* Exercise description *
Take the material below and write it all out again exactly.

* Data rows *
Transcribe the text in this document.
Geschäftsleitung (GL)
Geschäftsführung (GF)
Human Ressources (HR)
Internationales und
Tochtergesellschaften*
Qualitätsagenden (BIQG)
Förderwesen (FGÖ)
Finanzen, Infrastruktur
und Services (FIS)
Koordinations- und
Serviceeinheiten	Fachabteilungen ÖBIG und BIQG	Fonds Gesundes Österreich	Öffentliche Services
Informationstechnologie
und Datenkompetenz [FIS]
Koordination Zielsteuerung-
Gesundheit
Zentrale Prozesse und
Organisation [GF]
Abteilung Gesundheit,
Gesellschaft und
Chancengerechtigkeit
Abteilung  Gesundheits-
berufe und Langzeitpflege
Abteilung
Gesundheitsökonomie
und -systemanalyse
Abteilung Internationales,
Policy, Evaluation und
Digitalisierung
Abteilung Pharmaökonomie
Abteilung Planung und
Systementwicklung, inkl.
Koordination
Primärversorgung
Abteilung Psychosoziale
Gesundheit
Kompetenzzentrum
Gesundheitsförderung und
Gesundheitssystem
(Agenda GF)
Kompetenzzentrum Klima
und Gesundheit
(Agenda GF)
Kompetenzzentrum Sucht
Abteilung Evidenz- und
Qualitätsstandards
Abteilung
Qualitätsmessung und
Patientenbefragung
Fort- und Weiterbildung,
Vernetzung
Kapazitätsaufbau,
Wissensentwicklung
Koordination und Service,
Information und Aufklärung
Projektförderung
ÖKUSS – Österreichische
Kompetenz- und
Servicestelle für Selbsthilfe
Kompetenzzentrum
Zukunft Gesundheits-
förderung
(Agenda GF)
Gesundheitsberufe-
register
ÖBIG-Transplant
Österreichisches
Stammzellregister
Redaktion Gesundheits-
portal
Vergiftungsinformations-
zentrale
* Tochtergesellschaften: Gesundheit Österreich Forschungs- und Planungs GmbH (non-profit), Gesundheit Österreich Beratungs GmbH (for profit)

* In response *
Transcribe the text in this document.
Geschäftsleitung (GL)
Geschäftsführung (GF)
Human Ressources (HR)
Internationales und
Tochtergesellschaften*
Qualitätsagenden (BIQG)
Förderwesen (FGÖ)
Finanzen, Infrastruktur
und Services (FIS)
Koordinations- und
Serviceeinheiten	Fachabteilungen ÖBIG und BIQG	Fonds Gesundes Österreich	Öffentliche Services
Informationstechnologie
und Datenkompetenz [FIS]
Koordination Zielsteuerung-
Gesundheit
Zentrale Prozesse und
Organisation [GF]
Abteilung Gesundheit,
Gesellschaft und
Chancengerechtigkeit
Abteilung  Gesundheits-
berufe und Langzeitpflege
Abteilung
Gesundheitsökonomie
und -systemanalyse
Abteilung Internationales,
Policy, Evaluation und
Digitalisierung
Abteilung Pharmaökonomie
Abteilung Planung und
Systementwicklung, inkl.
Koordination
Primärversorgung
Abteilung Psychosoziale
Gesundheit
Kompetenzzentrum
Gesundheitsförderung und
Gesundheitssystem
(Agenda GF)
Kompetenzzentrum Klima
und Gesundheit
(Agenda GF)
Kompetenzzentrum Sucht
Abteilung Evidenz- und
Qualitätsstandards
Abteilung
Qualitätsmessung und
Patientenbefragung
Fort- und Weiterbildung,
Vernetzung
Kapazitätsaufbau,
Wissensentwicklung
Koordination und Service,
Information und Aufklärung
Projektförderung
ÖKUSS – Österreichische
Kompetenz- und
Servicestelle für Selbsthilfe
Kompetenzzentrum
Zukunft Gesundheits-
förderung
(Agenda GF)
Gesundheitsberufe-
register
ÖBIG-Transplant
Österreichisches
Stammzellregister
Redaktion Gesundheits-
portal
Vergiftungsinformations-
zentrale
* Tochtergesellschaften: Gesundheit Österreich Forschungs- und Planungs GmbH (non-profit), Gesundheit Österreich Beratungs GmbH (for profit)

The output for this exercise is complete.